## Exercise goal
Can you lay out the material as a numbered list, from its first line up to and including the line with "x-tick-label: 200 (1004, 367, 1027, 382)", leaving out any blank lines?

(Layout coordinate data)
****************
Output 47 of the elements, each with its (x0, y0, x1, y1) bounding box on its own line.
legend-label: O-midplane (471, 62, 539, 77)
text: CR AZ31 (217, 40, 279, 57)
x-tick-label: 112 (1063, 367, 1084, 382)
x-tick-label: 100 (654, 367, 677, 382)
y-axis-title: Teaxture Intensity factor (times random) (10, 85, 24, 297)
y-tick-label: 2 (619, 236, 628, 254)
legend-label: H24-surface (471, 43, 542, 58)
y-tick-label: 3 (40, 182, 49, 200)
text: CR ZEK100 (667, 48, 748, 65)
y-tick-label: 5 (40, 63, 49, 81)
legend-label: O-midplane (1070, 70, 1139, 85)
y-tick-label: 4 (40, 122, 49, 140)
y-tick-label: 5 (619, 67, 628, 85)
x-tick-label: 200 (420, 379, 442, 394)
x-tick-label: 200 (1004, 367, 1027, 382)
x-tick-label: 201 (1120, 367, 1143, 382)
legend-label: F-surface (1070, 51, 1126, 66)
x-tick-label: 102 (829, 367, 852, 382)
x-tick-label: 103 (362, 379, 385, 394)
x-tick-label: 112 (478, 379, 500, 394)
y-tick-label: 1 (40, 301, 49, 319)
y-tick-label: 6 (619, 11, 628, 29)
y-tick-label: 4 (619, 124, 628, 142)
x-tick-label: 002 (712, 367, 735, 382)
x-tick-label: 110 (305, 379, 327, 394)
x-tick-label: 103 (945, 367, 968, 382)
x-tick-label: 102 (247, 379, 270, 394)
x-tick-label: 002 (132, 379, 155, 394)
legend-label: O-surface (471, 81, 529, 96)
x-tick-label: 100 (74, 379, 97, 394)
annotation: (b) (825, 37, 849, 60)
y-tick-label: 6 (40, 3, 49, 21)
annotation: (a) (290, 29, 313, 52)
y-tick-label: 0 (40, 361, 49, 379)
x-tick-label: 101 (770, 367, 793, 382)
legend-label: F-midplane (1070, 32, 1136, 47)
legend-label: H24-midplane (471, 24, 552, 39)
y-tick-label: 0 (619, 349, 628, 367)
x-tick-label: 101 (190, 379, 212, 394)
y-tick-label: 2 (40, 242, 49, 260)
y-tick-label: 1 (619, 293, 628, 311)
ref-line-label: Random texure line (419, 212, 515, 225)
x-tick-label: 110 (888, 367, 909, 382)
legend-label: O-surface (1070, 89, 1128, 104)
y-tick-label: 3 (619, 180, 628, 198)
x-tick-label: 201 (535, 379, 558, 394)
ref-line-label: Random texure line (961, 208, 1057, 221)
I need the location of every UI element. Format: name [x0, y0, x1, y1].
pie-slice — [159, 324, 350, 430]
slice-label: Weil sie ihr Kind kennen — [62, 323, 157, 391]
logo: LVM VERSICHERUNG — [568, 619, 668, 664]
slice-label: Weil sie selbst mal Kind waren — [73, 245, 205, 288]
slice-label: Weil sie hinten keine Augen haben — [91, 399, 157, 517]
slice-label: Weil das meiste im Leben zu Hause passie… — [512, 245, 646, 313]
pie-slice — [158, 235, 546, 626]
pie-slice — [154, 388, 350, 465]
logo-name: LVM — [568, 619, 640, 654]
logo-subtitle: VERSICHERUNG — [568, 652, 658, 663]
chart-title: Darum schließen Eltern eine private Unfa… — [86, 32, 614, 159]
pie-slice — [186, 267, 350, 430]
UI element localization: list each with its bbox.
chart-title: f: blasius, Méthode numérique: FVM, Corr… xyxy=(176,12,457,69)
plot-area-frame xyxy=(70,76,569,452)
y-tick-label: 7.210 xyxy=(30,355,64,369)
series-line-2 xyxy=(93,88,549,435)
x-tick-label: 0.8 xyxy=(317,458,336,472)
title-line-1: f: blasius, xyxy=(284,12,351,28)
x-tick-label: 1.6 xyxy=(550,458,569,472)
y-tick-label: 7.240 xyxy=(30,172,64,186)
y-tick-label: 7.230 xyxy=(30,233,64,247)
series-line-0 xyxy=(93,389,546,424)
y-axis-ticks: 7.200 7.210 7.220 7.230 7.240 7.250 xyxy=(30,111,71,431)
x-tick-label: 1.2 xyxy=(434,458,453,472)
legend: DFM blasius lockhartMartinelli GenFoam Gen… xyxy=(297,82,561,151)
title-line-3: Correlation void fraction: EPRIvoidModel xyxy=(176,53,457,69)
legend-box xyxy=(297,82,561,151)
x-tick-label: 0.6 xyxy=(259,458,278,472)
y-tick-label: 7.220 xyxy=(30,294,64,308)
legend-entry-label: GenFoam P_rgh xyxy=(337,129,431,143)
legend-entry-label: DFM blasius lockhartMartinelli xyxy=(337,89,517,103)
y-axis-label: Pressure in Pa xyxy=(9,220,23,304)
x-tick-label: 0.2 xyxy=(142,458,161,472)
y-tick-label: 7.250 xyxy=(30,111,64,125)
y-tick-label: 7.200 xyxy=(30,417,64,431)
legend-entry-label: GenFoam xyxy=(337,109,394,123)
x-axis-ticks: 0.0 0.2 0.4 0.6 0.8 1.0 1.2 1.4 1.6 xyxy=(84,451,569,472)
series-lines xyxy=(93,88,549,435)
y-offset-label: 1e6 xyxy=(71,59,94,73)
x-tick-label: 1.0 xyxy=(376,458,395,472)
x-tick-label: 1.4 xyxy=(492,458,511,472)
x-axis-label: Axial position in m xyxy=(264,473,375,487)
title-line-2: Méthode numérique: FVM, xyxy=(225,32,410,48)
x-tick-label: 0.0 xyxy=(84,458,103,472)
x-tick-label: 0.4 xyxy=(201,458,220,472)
****************
## Task response
1. Output 47 of the elements, each with its (x0, y0, x1, y1) bounding box on its own line.
2. legend-label: O-midplane (471, 62, 539, 77)
3. text: CR AZ31 (217, 40, 279, 57)
4. x-tick-label: 112 (1063, 367, 1084, 382)
5. x-tick-label: 100 (654, 367, 677, 382)
6. y-axis-title: Teaxture Intensity factor (times random) (10, 85, 24, 297)
7. y-tick-label: 2 (619, 236, 628, 254)
8. legend-label: H24-surface (471, 43, 542, 58)
9. y-tick-label: 3 (40, 182, 49, 200)
10. text: CR ZEK100 (667, 48, 748, 65)
11. y-tick-label: 5 (40, 63, 49, 81)
12. legend-label: O-midplane (1070, 70, 1139, 85)
13. y-tick-label: 4 (40, 122, 49, 140)
14. y-tick-label: 5 (619, 67, 628, 85)
15. x-tick-label: 200 (420, 379, 442, 394)
16. x-tick-label: 200 (1004, 367, 1027, 382)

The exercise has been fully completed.